### Exercise description
Copy out each line of the data holding "high".

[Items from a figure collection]
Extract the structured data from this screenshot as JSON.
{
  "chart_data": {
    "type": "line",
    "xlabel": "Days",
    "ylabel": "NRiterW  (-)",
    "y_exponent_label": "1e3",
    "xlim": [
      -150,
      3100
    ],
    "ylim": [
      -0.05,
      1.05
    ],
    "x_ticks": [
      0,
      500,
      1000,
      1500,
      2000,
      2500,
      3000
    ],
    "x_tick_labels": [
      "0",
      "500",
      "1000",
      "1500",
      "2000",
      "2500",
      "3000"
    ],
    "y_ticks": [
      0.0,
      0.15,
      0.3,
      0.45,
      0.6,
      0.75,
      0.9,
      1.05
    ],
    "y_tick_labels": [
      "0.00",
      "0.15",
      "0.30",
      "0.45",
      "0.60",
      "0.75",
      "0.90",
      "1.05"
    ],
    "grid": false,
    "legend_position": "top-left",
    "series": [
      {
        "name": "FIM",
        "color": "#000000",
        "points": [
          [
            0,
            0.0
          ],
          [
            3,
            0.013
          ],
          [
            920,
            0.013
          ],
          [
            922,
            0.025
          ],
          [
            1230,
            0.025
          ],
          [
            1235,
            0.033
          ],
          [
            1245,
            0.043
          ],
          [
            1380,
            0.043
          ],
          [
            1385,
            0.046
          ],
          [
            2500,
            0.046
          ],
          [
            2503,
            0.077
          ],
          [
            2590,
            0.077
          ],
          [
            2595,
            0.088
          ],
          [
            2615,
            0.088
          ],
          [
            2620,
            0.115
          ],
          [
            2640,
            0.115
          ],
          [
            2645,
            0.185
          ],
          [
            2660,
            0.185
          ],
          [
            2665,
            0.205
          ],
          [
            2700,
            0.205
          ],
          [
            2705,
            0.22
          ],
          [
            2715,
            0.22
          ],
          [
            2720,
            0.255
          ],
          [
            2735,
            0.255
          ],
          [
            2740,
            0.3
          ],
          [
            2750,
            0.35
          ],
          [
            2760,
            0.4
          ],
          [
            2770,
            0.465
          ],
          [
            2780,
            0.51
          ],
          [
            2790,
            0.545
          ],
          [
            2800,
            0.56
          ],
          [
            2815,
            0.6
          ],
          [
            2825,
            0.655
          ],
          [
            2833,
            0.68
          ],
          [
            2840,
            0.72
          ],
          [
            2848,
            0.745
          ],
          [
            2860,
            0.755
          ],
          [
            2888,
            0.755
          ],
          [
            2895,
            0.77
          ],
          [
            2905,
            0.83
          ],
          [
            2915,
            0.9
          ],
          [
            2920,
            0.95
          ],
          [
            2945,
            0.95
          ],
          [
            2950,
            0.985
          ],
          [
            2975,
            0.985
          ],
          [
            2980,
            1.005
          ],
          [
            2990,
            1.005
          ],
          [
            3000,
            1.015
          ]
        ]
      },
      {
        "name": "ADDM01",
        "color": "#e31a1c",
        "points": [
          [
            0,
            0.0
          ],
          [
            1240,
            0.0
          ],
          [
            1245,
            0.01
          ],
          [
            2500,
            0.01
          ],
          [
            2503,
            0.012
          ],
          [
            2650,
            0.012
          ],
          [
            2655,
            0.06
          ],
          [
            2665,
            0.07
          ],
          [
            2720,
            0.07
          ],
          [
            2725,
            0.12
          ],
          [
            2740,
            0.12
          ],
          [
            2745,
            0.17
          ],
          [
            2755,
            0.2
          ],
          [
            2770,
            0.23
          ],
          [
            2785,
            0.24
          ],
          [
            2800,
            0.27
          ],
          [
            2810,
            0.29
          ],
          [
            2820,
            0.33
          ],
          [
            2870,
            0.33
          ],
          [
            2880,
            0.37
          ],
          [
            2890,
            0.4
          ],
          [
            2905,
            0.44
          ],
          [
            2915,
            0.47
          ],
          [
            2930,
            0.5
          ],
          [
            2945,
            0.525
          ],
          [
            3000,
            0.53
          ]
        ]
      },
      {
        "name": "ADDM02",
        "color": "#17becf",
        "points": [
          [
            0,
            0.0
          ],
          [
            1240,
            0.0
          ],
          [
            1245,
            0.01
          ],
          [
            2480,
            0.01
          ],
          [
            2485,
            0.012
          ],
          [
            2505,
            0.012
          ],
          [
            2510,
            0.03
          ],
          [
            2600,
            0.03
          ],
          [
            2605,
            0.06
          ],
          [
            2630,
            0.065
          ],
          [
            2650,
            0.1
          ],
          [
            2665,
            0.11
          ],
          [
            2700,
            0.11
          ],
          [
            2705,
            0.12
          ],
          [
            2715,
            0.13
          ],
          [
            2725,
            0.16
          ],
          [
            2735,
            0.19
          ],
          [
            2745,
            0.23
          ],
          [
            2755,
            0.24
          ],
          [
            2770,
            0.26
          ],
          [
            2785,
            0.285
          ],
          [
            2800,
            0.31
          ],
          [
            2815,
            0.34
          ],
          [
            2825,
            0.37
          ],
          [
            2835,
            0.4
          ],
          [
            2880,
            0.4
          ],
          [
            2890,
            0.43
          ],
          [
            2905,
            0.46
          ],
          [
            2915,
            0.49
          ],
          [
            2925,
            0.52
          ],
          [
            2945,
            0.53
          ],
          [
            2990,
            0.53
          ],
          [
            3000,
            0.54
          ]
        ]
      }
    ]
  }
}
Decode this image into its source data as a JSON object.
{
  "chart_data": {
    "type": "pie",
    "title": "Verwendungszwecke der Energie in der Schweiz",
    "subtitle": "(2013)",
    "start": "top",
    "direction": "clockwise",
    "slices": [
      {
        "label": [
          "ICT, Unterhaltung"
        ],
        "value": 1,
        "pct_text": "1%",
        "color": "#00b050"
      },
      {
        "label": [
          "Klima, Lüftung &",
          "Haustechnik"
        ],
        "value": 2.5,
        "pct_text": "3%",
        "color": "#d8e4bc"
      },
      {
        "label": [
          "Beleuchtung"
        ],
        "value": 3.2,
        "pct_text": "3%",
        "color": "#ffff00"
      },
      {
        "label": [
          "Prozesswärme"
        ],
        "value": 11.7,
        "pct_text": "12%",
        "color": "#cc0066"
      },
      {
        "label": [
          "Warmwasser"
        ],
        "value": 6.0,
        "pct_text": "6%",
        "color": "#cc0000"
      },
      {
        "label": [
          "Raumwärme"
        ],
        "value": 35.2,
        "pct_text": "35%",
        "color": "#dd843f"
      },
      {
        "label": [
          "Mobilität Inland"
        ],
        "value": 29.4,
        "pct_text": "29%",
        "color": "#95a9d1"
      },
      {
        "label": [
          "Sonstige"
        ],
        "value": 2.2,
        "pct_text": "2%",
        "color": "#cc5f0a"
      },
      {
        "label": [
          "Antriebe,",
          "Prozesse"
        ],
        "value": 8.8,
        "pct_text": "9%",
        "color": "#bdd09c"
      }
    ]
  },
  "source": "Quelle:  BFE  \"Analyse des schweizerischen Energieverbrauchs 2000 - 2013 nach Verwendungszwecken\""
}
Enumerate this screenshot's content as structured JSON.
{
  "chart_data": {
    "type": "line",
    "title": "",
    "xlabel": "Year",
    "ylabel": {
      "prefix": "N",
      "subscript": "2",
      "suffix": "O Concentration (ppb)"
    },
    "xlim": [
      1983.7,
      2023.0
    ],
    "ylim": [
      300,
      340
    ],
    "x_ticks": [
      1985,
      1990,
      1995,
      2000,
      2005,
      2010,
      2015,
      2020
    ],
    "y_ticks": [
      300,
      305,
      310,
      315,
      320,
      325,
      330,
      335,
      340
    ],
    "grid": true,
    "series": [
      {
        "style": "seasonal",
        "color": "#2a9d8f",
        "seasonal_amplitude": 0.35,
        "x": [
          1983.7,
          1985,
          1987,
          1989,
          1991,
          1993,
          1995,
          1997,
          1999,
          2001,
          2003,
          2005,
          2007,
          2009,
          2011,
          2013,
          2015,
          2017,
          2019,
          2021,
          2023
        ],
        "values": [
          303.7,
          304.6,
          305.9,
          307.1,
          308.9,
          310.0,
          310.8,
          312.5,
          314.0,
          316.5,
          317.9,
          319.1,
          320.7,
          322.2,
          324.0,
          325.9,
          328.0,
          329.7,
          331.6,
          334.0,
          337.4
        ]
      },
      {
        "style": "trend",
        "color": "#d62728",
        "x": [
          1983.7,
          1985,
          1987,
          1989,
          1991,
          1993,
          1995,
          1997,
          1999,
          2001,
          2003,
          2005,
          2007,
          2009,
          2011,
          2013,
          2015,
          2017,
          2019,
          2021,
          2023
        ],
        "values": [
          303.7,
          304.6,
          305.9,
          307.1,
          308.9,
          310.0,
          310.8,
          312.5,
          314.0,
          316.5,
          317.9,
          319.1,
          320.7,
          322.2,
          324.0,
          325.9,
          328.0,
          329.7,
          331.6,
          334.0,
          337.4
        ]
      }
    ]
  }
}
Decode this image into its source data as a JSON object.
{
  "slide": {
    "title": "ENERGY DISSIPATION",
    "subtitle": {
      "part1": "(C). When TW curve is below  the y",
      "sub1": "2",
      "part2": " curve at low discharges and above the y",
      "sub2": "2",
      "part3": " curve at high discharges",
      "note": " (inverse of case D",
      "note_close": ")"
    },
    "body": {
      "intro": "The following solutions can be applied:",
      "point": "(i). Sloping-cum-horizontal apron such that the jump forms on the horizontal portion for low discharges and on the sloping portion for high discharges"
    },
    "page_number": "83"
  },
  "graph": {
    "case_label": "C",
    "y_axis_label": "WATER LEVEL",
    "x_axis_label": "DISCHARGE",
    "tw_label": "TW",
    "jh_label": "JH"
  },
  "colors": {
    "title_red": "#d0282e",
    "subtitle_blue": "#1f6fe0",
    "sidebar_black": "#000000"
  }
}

### Final result
      "part3": " curve at high discharges",
      "point": "(i). Sloping-cum-horizontal apron such that the jump forms on the horizontal portion for low discharges and on the sloping portion for high discharges"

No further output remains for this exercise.